▶ [Stated exercise] Transcribe every entry word for word, leaving out all images.

****

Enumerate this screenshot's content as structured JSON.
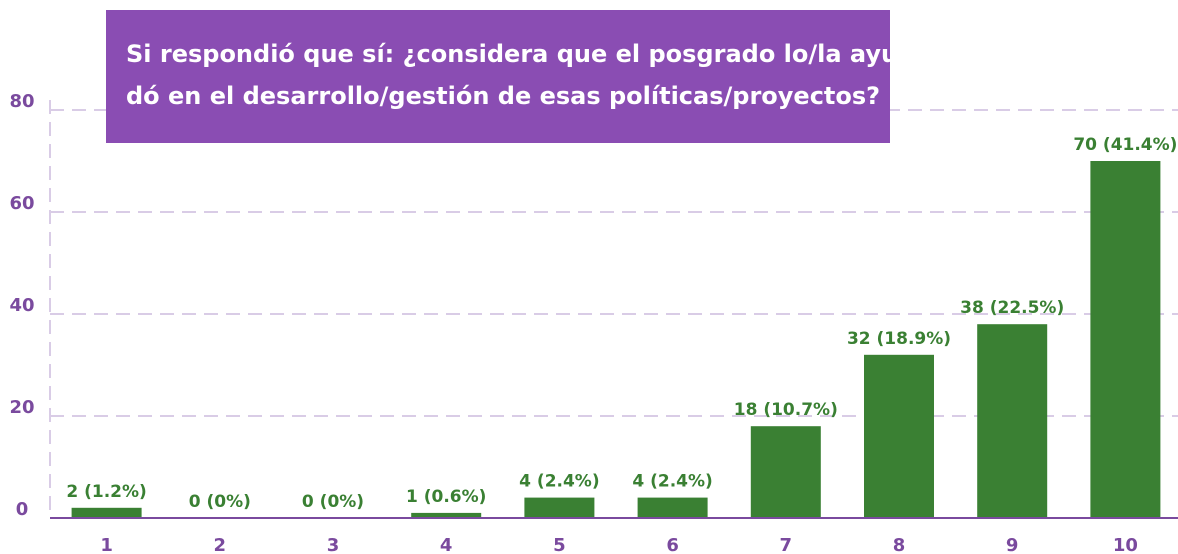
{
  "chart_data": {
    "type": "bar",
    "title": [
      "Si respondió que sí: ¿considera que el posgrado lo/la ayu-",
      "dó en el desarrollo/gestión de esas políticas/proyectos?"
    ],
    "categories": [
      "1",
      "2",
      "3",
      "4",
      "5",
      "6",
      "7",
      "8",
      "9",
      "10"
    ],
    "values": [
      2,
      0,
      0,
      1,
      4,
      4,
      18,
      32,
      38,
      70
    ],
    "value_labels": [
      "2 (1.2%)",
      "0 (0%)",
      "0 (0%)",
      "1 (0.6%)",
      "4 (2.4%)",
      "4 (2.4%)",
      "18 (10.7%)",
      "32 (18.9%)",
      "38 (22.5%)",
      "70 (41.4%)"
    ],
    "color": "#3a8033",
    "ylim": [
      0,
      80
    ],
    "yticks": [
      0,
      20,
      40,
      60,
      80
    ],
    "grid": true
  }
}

****

▶ [Response]
Enumerate this screenshot's content as structured JSON.
{
  "chart_data": {
    "type": "bar",
    "title": [
      "Si respondió que sí: ¿considera que el posgrado lo/la ayu-",
      "dó en el desarrollo/gestión de esas políticas/proyectos?"
    ],
    "categories": [
      "1",
      "2",
      "3",
      "4",
      "5",
      "6",
      "7",
      "8",
      "9",
      "10"
    ],
    "values": [
      2,
      0,
      0,
      1,
      4,
      4,
      18,
      32,
      38,
      70
    ],
    "value_labels": [
      "2 (1.2%)",
      "0 (0%)",
      "0 (0%)",
      "1 (0.6%)",
      "4 (2.4%)",
      "4 (2.4%)",
      "18 (10.7%)",
      "32 (18.9%)",
      "38 (22.5%)",
      "70 (41.4%)"
    ],
    "color": "#3a8033",
    "ylim": [
      0,
      80
    ],
    "yticks": [
      0,
      20,
      40,
      60,
      80
    ],
    "grid": true
  }
}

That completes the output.